B.     Kerja Kelompok
Metode ini dilakukan bila ustad merasa perlu membagi-bagi peserta didik dalam kelompok untuk menyelesaikan masalah dan dikerjakan secara bersama-sama dalam kelompoknya.
C.    Problem Solving
Metode ini suatu metode pembelajaran yang mengedepankan peserta didik untuk mencari dan menyelesaikan permasalahan suatu permasalahan tertentu. Metodeini bukan hanya metode pembelajaran saja namun juga metode berfikir.
Walaupun demikian pesantren sampai sekarang masih banyak yang mempertahankan metode klasik tersebut, dan itu menjadi lambang supremasi serta ciri khas metode pengajaran di Pondok Pesantren.Selain metode-metode diatas masih banyak lagi metode pembelajaran yang digunakan dalam pesantren.
Apabila kita melihat pada undang-undang tentang sistem pendidikan dijelaskan bahwa tujuan dari pendidikan ialah meningkatkan keimanan dan ketakwaan serta akhlak mulia dalam rangka mencerdaskan kehidupan bangsa, yang diatur dengan undang-undang (Pasal 31 ayat 3) Dalam pasal ini dijelaskan bahwa tujuan dari pendidikan di Indonesia adalah bertujuan meningkatkan keimanan dan ketakwaan serta ahlak mulia pada pelajar pada realitanya seperti jauh api dari panggang.

★ ★ ★ ★ ★

# [Tugas A]
Menurut teks bacaan tentang metode pembelajaran di pesantren, kapan metode kerja kelompok dilakukan?

# [Data tugas]
★ ★ ★ ★ ★

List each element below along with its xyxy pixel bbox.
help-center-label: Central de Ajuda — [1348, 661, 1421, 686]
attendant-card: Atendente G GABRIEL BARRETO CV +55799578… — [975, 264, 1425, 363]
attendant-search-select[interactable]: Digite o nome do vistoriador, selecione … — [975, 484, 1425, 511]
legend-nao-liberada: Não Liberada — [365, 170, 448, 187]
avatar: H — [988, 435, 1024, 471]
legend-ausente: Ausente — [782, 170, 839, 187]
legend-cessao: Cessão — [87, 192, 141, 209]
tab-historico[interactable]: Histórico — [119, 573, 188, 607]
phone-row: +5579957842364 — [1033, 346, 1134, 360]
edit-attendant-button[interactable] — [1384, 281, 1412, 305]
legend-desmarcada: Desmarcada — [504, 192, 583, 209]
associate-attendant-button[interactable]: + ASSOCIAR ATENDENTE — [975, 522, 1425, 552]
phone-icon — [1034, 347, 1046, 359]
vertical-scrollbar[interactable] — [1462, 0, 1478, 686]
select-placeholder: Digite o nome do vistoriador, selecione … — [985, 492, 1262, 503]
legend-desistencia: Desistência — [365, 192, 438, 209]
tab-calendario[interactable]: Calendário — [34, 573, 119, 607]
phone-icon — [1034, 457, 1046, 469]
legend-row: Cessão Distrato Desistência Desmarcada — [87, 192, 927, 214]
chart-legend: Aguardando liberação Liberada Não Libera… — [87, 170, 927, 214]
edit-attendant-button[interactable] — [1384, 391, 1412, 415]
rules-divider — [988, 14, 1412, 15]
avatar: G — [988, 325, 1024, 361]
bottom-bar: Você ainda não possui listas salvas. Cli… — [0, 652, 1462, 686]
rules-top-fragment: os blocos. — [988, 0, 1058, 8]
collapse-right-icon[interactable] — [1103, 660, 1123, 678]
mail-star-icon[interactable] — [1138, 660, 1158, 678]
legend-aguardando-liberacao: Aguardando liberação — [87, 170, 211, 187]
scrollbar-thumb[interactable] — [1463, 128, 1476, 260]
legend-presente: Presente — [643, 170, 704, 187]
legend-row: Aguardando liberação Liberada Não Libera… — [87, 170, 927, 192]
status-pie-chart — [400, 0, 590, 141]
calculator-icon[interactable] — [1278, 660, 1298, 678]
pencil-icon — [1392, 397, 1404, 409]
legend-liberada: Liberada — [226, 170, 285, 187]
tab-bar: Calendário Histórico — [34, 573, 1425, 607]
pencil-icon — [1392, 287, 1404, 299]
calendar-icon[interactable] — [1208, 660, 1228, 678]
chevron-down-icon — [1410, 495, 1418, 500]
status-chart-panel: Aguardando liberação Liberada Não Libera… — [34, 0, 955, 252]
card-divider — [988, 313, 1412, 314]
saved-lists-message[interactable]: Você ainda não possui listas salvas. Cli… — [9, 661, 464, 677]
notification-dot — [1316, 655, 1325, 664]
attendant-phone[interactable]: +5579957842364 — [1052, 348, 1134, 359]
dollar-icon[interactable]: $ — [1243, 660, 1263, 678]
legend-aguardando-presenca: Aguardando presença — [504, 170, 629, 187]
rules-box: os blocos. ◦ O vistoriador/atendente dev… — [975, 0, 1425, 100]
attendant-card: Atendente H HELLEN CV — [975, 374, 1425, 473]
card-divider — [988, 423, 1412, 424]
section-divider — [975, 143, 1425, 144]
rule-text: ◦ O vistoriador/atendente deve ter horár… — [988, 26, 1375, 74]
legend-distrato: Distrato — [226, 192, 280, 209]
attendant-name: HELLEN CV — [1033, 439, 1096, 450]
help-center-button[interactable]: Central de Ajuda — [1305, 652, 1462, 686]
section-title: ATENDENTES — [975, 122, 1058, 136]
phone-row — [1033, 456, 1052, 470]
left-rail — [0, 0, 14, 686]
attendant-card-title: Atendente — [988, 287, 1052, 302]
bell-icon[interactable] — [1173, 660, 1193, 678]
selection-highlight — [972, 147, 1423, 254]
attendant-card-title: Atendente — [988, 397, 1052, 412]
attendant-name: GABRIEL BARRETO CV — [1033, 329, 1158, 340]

★ ★ ★ ★ ★

# [Tugas B]
Kembalikan baris-baris data dari awal data sampai baris yang memuat "attendant-card: Atendente G", kedua ujungnya ikut, tanpa mengubah apa pun.

# [Jawaban lengkap A]
Metode kerja kelompok dilakukan bila ustad merasa perlu membagi peserta didik dalam kelompok untuk menyelesaikan masalah bersama-sama dalam kelompoknya.

# [Jawaban lengkap B]
List each element below along with its xyxy pixel bbox.
help-center-label: Central de Ajuda — [1348, 661, 1421, 686]
attendant-card: Atendente G GABRIEL BARRETO CV +55799578… — [975, 264, 1425, 363]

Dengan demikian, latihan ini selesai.